Directive - Can all of these lines be returned exactly?

Provided material -
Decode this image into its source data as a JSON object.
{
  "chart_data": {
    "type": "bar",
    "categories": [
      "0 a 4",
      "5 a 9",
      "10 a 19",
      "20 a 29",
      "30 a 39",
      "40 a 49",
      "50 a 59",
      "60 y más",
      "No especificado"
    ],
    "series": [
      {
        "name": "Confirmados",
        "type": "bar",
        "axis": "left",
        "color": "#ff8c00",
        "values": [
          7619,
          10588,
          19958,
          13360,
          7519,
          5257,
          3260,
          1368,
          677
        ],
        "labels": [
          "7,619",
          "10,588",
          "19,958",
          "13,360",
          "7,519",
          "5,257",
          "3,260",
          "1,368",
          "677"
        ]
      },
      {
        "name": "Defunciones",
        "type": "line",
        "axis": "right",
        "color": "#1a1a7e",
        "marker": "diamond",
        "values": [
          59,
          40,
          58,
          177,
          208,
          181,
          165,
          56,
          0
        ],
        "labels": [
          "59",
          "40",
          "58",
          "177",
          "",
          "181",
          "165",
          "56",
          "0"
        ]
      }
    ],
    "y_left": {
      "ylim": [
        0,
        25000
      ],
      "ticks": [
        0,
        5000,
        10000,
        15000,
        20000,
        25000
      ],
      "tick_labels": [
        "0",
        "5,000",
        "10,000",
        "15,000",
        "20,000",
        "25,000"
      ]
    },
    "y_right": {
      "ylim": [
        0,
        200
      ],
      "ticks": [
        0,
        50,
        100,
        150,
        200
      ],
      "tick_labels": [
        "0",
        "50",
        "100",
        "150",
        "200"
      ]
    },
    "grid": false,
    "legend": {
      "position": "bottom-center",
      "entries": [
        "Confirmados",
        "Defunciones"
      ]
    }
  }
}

In response -
Decode this image into its source data as a JSON object.
{
  "chart_data": {
    "type": "bar",
    "categories": [
      "0 a 4",
      "5 a 9",
      "10 a 19",
      "20 a 29",
      "30 a 39",
      "40 a 49",
      "50 a 59",
      "60 y más",
      "No especificado"
    ],
    "series": [
      {
        "name": "Confirmados",
        "type": "bar",
        "axis": "left",
        "color": "#ff8c00",
        "values": [
          7619,
          10588,
          19958,
          13360,
          7519,
          5257,
          3260,
          1368,
          677
        ],
        "labels": [
          "7,619",
          "10,588",
          "19,958",
          "13,360",
          "7,519",
          "5,257",
          "3,260",
          "1,368",
          "677"
        ]
      },
      {
        "name": "Defunciones",
        "type": "line",
        "axis": "right",
        "color": "#1a1a7e",
        "marker": "diamond",
        "values": [
          59,
          40,
          58,
          177,
          208,
          181,
          165,
          56,
          0
        ],
        "labels": [
          "59",
          "40",
          "58",
          "177",
          "",
          "181",
          "165",
          "56",
          "0"
        ]
      }
    ],
    "y_left": {
      "ylim": [
        0,
        25000
      ],
      "ticks": [
        0,
        5000,
        10000,
        15000,
        20000,
        25000
      ],
      "tick_labels": [
        "0",
        "5,000",
        "10,000",
        "15,000",
        "20,000",
        "25,000"
      ]
    },
    "y_right": {
      "ylim": [
        0,
        200
      ],
      "ticks": [
        0,
        50,
        100,
        150,
        200
      ],
      "tick_labels": [
        "0",
        "50",
        "100",
        "150",
        "200"
      ]
    },
    "grid": false,
    "legend": {
      "position": "bottom-center",
      "entries": [
        "Confirmados",
        "Defunciones"
      ]
    }
  }
}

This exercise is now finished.